Record set =>

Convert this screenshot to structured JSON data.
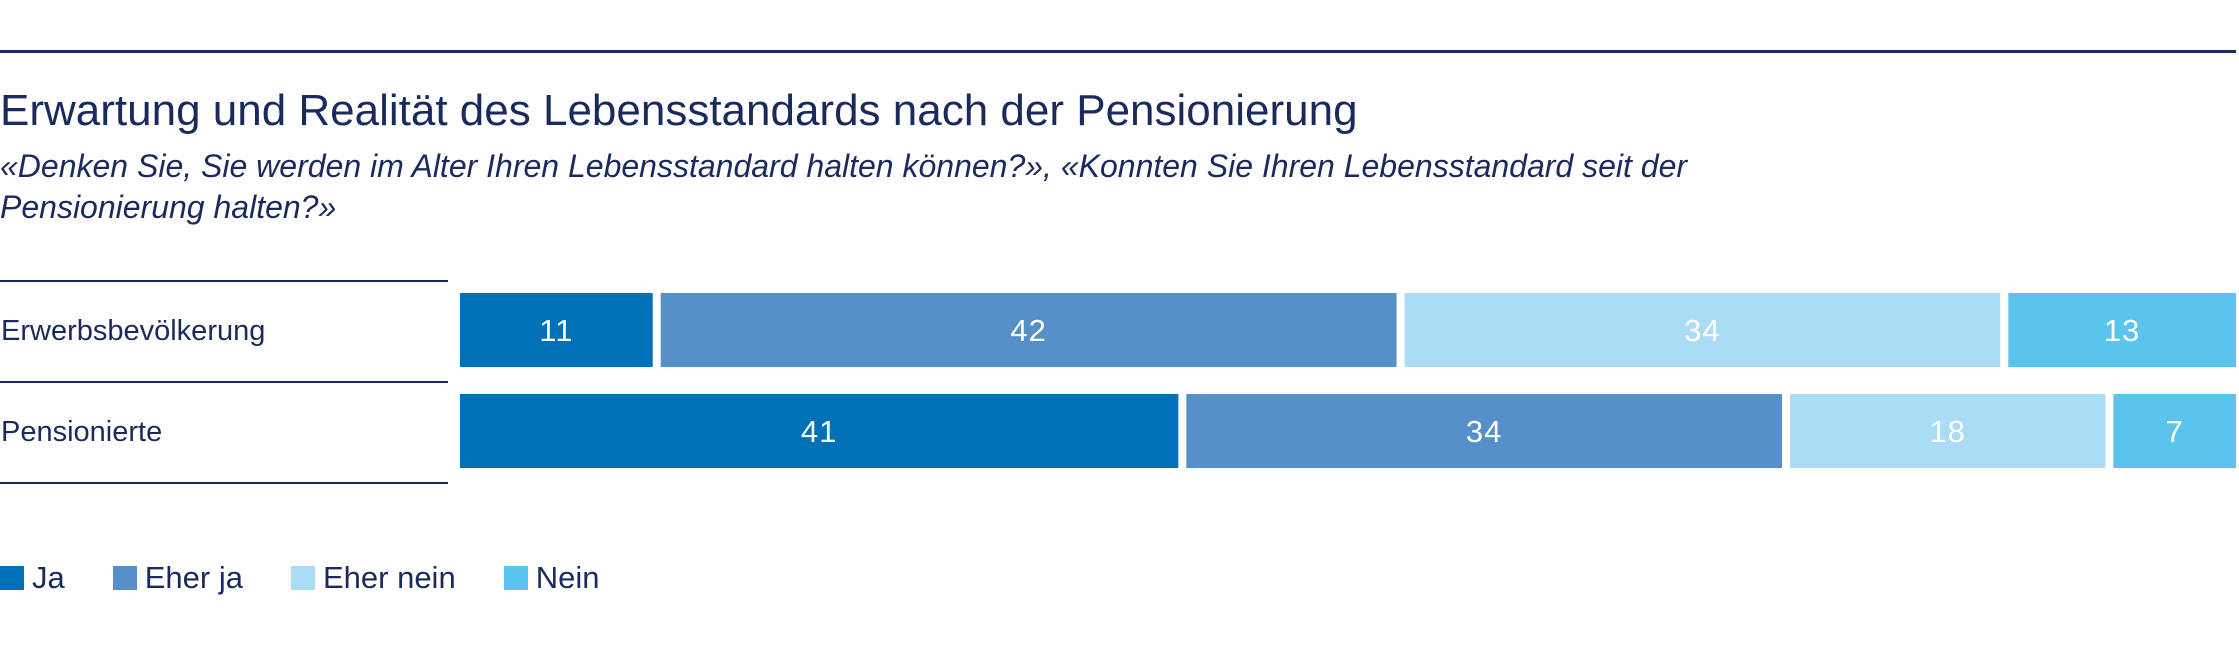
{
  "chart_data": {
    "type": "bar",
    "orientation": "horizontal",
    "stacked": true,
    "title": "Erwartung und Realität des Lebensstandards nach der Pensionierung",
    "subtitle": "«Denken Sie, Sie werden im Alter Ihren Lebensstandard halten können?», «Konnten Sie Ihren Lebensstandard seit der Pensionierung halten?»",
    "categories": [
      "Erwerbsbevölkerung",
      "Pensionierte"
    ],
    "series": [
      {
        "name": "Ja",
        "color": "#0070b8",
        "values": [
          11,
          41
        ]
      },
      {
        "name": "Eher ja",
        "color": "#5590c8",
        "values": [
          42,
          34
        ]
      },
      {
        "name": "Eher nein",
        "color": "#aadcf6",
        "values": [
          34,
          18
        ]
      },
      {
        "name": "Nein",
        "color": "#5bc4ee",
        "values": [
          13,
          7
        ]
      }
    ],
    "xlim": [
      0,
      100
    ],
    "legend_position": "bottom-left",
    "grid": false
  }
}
==
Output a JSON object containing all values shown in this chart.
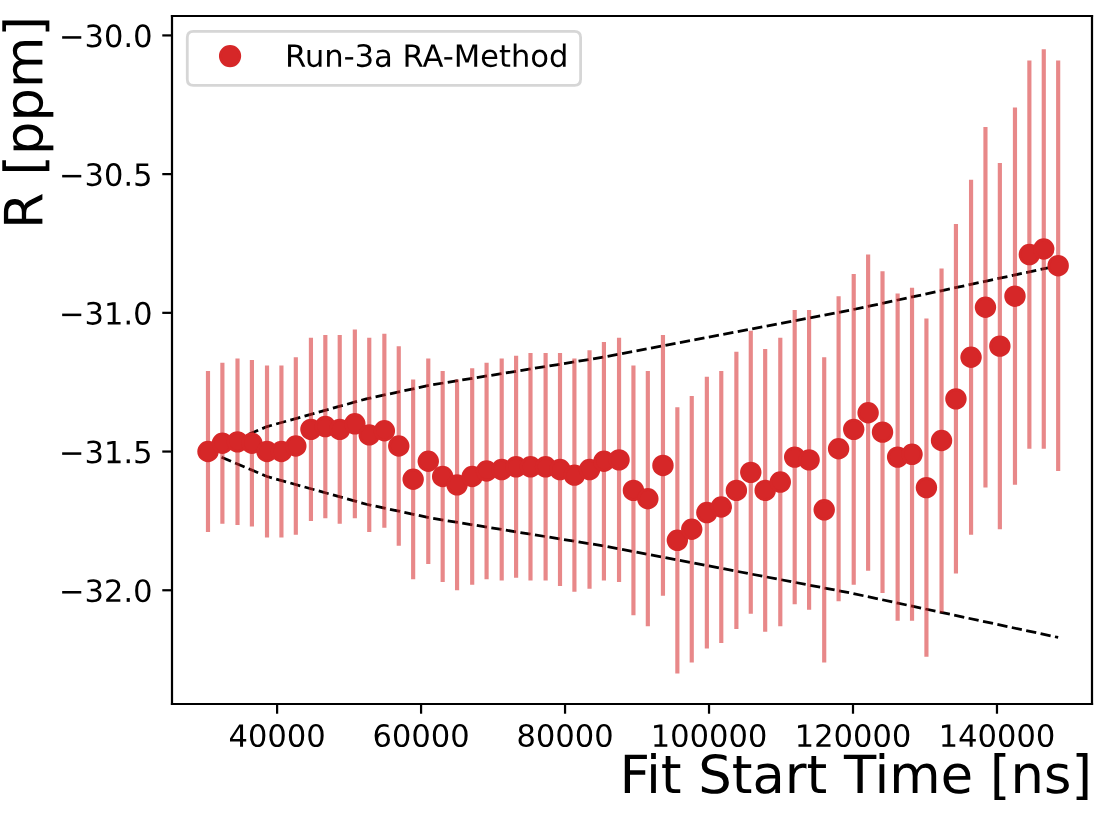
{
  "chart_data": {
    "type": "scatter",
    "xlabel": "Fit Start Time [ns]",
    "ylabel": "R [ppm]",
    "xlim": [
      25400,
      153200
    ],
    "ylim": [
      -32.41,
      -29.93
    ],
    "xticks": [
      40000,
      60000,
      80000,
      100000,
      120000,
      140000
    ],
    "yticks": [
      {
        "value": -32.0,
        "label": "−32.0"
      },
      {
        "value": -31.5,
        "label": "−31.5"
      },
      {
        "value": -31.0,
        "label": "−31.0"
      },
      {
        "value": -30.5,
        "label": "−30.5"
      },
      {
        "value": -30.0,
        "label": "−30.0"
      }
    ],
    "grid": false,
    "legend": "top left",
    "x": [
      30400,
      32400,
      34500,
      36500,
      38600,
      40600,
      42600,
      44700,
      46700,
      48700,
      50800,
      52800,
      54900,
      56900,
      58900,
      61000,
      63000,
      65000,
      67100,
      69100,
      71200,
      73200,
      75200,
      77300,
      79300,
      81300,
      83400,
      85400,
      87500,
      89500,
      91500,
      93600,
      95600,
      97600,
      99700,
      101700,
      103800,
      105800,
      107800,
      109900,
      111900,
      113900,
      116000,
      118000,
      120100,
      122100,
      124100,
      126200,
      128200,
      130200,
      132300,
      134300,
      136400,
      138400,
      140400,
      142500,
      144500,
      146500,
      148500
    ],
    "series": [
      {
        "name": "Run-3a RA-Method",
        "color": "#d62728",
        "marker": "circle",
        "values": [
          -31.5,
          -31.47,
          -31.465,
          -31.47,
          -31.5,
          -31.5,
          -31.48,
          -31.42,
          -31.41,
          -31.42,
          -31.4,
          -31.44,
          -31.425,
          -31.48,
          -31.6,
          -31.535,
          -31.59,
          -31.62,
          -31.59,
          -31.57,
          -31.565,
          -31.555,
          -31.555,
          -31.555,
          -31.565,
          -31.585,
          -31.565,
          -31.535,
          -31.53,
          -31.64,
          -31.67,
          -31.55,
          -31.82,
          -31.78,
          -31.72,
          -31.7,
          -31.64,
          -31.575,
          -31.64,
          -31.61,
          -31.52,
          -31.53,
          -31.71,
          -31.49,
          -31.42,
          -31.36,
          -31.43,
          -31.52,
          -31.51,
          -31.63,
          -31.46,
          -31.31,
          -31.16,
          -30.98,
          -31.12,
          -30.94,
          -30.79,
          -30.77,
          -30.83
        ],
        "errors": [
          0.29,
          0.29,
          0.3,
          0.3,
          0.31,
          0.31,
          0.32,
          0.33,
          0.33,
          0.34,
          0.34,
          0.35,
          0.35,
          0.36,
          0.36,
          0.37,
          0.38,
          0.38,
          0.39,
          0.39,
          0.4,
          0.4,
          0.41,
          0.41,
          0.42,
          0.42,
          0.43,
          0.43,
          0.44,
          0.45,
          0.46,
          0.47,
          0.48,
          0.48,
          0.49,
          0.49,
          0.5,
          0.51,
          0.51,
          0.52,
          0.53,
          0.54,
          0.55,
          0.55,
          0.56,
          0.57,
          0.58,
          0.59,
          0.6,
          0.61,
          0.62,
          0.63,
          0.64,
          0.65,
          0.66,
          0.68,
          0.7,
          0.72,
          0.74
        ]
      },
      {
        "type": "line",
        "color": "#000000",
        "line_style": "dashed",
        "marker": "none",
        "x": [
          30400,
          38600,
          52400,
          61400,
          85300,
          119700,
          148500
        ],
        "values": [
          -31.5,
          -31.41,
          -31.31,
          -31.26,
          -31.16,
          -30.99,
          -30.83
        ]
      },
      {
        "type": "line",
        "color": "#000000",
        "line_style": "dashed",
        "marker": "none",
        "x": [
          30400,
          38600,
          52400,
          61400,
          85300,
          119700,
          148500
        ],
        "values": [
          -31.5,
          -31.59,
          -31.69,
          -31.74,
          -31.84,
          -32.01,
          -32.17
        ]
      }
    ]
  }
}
--
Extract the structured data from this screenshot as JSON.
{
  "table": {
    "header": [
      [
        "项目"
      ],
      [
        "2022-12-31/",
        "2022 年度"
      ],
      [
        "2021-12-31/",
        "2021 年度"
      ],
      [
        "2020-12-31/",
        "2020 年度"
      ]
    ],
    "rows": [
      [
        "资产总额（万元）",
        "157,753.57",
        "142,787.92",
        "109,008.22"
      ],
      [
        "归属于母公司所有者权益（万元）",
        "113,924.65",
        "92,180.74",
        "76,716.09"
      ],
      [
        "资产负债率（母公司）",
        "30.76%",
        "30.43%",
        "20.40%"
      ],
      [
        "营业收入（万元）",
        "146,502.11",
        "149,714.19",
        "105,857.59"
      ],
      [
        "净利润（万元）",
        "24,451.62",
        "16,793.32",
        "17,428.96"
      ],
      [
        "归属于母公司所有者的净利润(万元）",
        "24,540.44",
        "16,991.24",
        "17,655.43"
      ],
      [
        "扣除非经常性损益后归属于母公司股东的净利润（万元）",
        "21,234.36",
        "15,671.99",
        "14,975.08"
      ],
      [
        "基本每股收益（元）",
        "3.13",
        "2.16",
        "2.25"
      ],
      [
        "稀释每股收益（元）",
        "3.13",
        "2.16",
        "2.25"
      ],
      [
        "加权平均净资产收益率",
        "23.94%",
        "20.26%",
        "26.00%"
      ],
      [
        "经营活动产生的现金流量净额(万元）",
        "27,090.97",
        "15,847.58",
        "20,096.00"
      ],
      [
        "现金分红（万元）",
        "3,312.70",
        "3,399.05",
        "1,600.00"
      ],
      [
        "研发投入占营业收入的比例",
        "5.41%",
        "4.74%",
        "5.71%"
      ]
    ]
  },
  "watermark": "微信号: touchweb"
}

Your instructions =>
Copy out each line of the records that holds the string "JSON".

Worked solution =>
Convert this screenshot to structured JSON data.
Output a JSON object containing all values shown in this chart.
Extract the structured data from this screenshot as JSON.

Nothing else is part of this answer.